DO THIS ▸ You are to retype all of the data exactly as it appears.

DATA ROWS ▸

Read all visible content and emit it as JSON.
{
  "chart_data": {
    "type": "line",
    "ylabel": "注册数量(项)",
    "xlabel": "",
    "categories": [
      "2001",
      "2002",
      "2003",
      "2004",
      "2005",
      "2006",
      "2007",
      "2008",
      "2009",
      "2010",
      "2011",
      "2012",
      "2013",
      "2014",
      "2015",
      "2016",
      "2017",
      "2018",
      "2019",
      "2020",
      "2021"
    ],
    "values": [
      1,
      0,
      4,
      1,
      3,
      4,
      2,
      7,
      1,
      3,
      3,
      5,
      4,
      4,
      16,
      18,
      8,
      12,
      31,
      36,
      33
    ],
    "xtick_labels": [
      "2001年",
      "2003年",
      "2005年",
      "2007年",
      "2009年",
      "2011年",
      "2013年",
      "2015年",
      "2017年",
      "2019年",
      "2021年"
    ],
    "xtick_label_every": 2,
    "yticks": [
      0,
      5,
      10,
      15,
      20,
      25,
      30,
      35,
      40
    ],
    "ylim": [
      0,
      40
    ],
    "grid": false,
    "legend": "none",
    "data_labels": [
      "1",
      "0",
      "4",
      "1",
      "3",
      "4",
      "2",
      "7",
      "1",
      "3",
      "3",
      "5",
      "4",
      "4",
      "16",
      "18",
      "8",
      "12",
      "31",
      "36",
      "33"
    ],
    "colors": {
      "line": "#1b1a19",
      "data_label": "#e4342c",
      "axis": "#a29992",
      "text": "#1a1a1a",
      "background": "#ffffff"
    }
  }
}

EXERCISE RESPONSE ▸
Read all visible content and emit it as JSON.
{
  "chart_data": {
    "type": "line",
    "ylabel": "注册数量(项)",
    "xlabel": "",
    "categories": [
      "2001",
      "2002",
      "2003",
      "2004",
      "2005",
      "2006",
      "2007",
      "2008",
      "2009",
      "2010",
      "2011",
      "2012",
      "2013",
      "2014",
      "2015",
      "2016",
      "2017",
      "2018",
      "2019",
      "2020",
      "2021"
    ],
    "values": [
      1,
      0,
      4,
      1,
      3,
      4,
      2,
      7,
      1,
      3,
      3,
      5,
      4,
      4,
      16,
      18,
      8,
      12,
      31,
      36,
      33
    ],
    "xtick_labels": [
      "2001年",
      "2003年",
      "2005年",
      "2007年",
      "2009年",
      "2011年",
      "2013年",
      "2015年",
      "2017年",
      "2019年",
      "2021年"
    ],
    "xtick_label_every": 2,
    "yticks": [
      0,
      5,
      10,
      15,
      20,
      25,
      30,
      35,
      40
    ],
    "ylim": [
      0,
      40
    ],
    "grid": false,
    "legend": "none",
    "data_labels": [
      "1",
      "0",
      "4",
      "1",
      "3",
      "4",
      "2",
      "7",
      "1",
      "3",
      "3",
      "5",
      "4",
      "4",
      "16",
      "18",
      "8",
      "12",
      "31",
      "36",
      "33"
    ],
    "colors": {
      "line": "#1b1a19",
      "data_label": "#e4342c",
      "axis": "#a29992",
      "text": "#1a1a1a",
      "background": "#ffffff"
    }
  }
}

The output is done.